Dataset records
★ ★ ★ ★ ★ ★ ★
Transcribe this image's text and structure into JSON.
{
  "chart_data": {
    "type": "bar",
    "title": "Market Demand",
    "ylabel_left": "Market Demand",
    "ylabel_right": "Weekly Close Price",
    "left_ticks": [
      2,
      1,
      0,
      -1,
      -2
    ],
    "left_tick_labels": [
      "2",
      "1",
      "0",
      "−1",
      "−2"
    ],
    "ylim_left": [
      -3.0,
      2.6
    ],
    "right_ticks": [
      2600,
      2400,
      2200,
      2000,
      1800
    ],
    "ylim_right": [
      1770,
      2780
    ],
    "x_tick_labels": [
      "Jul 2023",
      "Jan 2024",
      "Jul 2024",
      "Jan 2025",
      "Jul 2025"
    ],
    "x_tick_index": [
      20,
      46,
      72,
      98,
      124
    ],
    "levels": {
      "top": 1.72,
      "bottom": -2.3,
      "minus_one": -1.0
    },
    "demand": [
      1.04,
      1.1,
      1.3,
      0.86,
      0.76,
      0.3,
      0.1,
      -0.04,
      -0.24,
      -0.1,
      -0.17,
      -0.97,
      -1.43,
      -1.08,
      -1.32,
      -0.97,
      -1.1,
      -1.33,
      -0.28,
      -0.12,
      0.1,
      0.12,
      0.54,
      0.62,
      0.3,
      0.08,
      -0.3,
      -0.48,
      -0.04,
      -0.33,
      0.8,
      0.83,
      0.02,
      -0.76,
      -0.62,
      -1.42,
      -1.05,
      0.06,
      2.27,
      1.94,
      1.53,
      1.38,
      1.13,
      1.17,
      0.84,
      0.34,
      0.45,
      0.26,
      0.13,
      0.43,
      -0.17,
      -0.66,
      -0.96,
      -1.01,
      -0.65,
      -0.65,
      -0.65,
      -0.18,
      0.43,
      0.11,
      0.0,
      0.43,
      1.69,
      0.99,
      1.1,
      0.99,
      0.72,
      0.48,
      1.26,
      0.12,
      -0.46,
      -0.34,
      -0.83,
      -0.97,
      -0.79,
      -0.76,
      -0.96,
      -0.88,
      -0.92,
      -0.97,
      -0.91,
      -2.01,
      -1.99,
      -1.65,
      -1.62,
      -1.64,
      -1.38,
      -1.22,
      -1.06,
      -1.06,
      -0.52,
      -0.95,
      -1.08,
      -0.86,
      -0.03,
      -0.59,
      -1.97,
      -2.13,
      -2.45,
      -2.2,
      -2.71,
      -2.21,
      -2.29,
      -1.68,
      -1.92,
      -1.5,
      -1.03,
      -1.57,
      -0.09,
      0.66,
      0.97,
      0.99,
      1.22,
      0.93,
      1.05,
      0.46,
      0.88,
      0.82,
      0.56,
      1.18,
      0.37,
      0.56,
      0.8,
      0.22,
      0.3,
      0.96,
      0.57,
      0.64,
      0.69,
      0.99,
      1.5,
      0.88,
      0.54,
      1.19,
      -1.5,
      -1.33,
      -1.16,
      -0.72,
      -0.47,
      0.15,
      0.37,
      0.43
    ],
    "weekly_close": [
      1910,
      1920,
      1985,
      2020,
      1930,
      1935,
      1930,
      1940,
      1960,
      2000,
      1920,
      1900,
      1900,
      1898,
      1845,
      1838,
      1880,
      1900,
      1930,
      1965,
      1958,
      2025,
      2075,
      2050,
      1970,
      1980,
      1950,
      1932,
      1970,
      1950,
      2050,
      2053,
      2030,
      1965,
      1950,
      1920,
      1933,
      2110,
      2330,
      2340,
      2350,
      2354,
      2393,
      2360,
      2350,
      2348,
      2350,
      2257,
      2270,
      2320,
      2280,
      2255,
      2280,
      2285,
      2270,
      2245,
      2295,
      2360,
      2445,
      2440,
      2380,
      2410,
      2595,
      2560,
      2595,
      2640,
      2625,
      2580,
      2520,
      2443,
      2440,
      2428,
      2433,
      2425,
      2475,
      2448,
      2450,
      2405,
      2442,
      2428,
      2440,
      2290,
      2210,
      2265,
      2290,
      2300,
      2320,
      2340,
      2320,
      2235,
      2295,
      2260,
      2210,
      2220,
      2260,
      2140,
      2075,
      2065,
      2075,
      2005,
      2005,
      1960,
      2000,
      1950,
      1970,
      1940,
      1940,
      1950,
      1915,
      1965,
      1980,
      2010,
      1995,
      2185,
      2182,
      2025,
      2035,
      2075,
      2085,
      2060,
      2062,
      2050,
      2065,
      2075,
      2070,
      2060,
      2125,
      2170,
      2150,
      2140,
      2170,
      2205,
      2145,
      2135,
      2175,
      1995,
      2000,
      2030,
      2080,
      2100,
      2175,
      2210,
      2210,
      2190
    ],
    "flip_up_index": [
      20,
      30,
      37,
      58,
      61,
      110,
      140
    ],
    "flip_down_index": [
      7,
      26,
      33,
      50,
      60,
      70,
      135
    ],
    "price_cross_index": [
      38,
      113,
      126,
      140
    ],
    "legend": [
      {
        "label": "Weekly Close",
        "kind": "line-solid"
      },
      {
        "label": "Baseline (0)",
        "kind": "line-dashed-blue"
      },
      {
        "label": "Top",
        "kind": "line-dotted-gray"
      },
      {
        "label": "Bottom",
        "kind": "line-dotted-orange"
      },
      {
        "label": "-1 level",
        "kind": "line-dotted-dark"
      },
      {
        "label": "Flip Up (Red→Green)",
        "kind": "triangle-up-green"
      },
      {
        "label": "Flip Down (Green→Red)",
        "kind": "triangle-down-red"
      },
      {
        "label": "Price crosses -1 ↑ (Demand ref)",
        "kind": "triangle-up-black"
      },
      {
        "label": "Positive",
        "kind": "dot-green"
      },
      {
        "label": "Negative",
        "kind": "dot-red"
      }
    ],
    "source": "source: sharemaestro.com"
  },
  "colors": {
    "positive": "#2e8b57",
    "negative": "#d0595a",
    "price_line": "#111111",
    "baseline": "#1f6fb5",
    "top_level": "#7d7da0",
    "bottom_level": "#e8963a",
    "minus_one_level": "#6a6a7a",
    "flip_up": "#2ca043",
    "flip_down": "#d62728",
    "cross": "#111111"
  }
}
★ ★ ★ ★ ★ ★ ★
* [Task details]: Print the listing above in full, exactly as it is.

* [Complete output]:
Transcribe this image's text and structure into JSON.
{
  "chart_data": {
    "type": "bar",
    "title": "Market Demand",
    "ylabel_left": "Market Demand",
    "ylabel_right": "Weekly Close Price",
    "left_ticks": [
      2,
      1,
      0,
      -1,
      -2
    ],
    "left_tick_labels": [
      "2",
      "1",
      "0",
      "−1",
      "−2"
    ],
    "ylim_left": [
      -3.0,
      2.6
    ],
    "right_ticks": [
      2600,
      2400,
      2200,
      2000,
      1800
    ],
    "ylim_right": [
      1770,
      2780
    ],
    "x_tick_labels": [
      "Jul 2023",
      "Jan 2024",
      "Jul 2024",
      "Jan 2025",
      "Jul 2025"
    ],
    "x_tick_index": [
      20,
      46,
      72,
      98,
      124
    ],
    "levels": {
      "top": 1.72,
      "bottom": -2.3,
      "minus_one": -1.0
    },
    "demand": [
      1.04,
      1.1,
      1.3,
      0.86,
      0.76,
      0.3,
      0.1,
      -0.04,
      -0.24,
      -0.1,
      -0.17,
      -0.97,
      -1.43,
      -1.08,
      -1.32,
      -0.97,
      -1.1,
      -1.33,
      -0.28,
      -0.12,
      0.1,
      0.12,
      0.54,
      0.62,
      0.3,
      0.08,
      -0.3,
      -0.48,
      -0.04,
      -0.33,
      0.8,
      0.83,
      0.02,
      -0.76,
      -0.62,
      -1.42,
      -1.05,
      0.06,
      2.27,
      1.94,
      1.53,
      1.38,
      1.13,
      1.17,
      0.84,
      0.34,
      0.45,
      0.26,
      0.13,
      0.43,
      -0.17,
      -0.66,
      -0.96,
      -1.01,
      -0.65,
      -0.65,
      -0.65,
      -0.18,
      0.43,
      0.11,
      0.0,
      0.43,
      1.69,
      0.99,
      1.1,
      0.99,
      0.72,
      0.48,
      1.26,
      0.12,
      -0.46,
      -0.34,
      -0.83,
      -0.97,
      -0.79,
      -0.76,
      -0.96,
      -0.88,
      -0.92,
      -0.97,
      -0.91,
      -2.01,
      -1.99,
      -1.65,
      -1.62,
      -1.64,
      -1.38,
      -1.22,
      -1.06,
      -1.06,
      -0.52,
      -0.95,
      -1.08,
      -0.86,
      -0.03,
      -0.59,
      -1.97,
      -2.13,
      -2.45,
      -2.2,
      -2.71,
      -2.21,
      -2.29,
      -1.68,
      -1.92,
      -1.5,
      -1.03,
      -1.57,
      -0.09,
      0.66,
      0.97,
      0.99,
      1.22,
      0.93,
      1.05,
      0.46,
      0.88,
      0.82,
      0.56,
      1.18,
      0.37,
      0.56,
      0.8,
      0.22,
      0.3,
      0.96,
      0.57,
      0.64,
      0.69,
      0.99,
      1.5,
      0.88,
      0.54,
      1.19,
      -1.5,
      -1.33,
      -1.16,
      -0.72,
      -0.47,
      0.15,
      0.37,
      0.43
    ],
    "weekly_close": [
      1910,
      1920,
      1985,
      2020,
      1930,
      1935,
      1930,
      1940,
      1960,
      2000,
      1920,
      1900,
      1900,
      1898,
      1845,
      1838,
      1880,
      1900,
      1930,
      1965,
      1958,
      2025,
      2075,
      2050,
      1970,
      1980,
      1950,
      1932,
      1970,
      1950,
      2050,
      2053,
      2030,
      1965,
      1950,
      1920,
      1933,
      2110,
      2330,
      2340,
      2350,
      2354,
      2393,
      2360,
      2350,
      2348,
      2350,
      2257,
      2270,
      2320,
      2280,
      2255,
      2280,
      2285,
      2270,
      2245,
      2295,
      2360,
      2445,
      2440,
      2380,
      2410,
      2595,
      2560,
      2595,
      2640,
      2625,
      2580,
      2520,
      2443,
      2440,
      2428,
      2433,
      2425,
      2475,
      2448,
      2450,
      2405,
      2442,
      2428,
      2440,
      2290,
      2210,
      2265,
      2290,
      2300,
      2320,
      2340,
      2320,
      2235,
      2295,
      2260,
      2210,
      2220,
      2260,
      2140,
      2075,
      2065,
      2075,
      2005,
      2005,
      1960,
      2000,
      1950,
      1970,
      1940,
      1940,
      1950,
      1915,
      1965,
      1980,
      2010,
      1995,
      2185,
      2182,
      2025,
      2035,
      2075,
      2085,
      2060,
      2062,
      2050,
      2065,
      2075,
      2070,
      2060,
      2125,
      2170,
      2150,
      2140,
      2170,
      2205,
      2145,
      2135,
      2175,
      1995,
      2000,
      2030,
      2080,
      2100,
      2175,
      2210,
      2210,
      2190
    ],
    "flip_up_index": [
      20,
      30,
      37,
      58,
      61,
      110,
      140
    ],
    "flip_down_index": [
      7,
      26,
      33,
      50,
      60,
      70,
      135
    ],
    "price_cross_index": [
      38,
      113,
      126,
      140
    ],
    "legend": [
      {
        "label": "Weekly Close",
        "kind": "line-solid"
      },
      {
        "label": "Baseline (0)",
        "kind": "line-dashed-blue"
      },
      {
        "label": "Top",
        "kind": "line-dotted-gray"
      },
      {
        "label": "Bottom",
        "kind": "line-dotted-orange"
      },
      {
        "label": "-1 level",
        "kind": "line-dotted-dark"
      },
      {
        "label": "Flip Up (Red→Green)",
        "kind": "triangle-up-green"
      },
      {
        "label": "Flip Down (Green→Red)",
        "kind": "triangle-down-red"
      },
      {
        "label": "Price crosses -1 ↑ (Demand ref)",
        "kind": "triangle-up-black"
      },
      {
        "label": "Positive",
        "kind": "dot-green"
      },
      {
        "label": "Negative",
        "kind": "dot-red"
      }
    ],
    "source": "source: sharemaestro.com"
  },
  "colors": {
    "positive": "#2e8b57",
    "negative": "#d0595a",
    "price_line": "#111111",
    "baseline": "#1f6fb5",
    "top_level": "#7d7da0",
    "bottom_level": "#e8963a",
    "minus_one_level": "#6a6a7a",
    "flip_up": "#2ca043",
    "flip_down": "#d62728",
    "cross": "#111111"
  }
}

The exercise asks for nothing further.